▶ [The problem]: Retype the material word for word, starting with the very first line and ending with the line that contains "y-tick-label: −65 <box>28 301 49 316</box>".
════════════════════
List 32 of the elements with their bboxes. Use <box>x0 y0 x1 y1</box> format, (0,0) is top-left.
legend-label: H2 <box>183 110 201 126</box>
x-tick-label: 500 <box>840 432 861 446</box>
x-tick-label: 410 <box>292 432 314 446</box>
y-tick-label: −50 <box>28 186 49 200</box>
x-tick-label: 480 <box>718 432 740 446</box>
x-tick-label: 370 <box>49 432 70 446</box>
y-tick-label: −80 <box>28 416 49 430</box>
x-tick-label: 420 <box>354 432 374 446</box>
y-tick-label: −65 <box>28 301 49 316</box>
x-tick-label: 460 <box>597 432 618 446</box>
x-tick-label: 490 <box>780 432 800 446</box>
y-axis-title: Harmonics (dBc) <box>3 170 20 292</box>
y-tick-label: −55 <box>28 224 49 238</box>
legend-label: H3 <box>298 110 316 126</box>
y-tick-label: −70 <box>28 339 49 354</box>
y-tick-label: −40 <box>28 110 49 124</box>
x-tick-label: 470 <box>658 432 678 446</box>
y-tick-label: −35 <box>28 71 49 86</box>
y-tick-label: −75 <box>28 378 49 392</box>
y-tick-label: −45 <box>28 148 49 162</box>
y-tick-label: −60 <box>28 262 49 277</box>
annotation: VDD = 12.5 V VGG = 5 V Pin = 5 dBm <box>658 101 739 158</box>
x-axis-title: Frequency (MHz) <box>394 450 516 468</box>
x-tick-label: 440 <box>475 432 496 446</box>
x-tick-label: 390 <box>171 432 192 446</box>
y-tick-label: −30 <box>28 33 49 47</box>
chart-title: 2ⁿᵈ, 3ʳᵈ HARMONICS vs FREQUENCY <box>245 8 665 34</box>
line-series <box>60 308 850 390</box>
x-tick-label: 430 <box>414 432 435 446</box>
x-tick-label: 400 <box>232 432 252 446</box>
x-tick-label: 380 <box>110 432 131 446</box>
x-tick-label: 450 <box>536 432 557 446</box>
════════════════════
▶ [Result for this task]:
List 32 of the elements with their bboxes. Use <box>x0 y0 x1 y1</box> format, (0,0) is top-left.
legend-label: H2 <box>183 110 201 126</box>
x-tick-label: 500 <box>840 432 861 446</box>
x-tick-label: 410 <box>292 432 314 446</box>
y-tick-label: −50 <box>28 186 49 200</box>
x-tick-label: 480 <box>718 432 740 446</box>
x-tick-label: 370 <box>49 432 70 446</box>
y-tick-label: −80 <box>28 416 49 430</box>
x-tick-label: 420 <box>354 432 374 446</box>
y-tick-label: −65 <box>28 301 49 316</box>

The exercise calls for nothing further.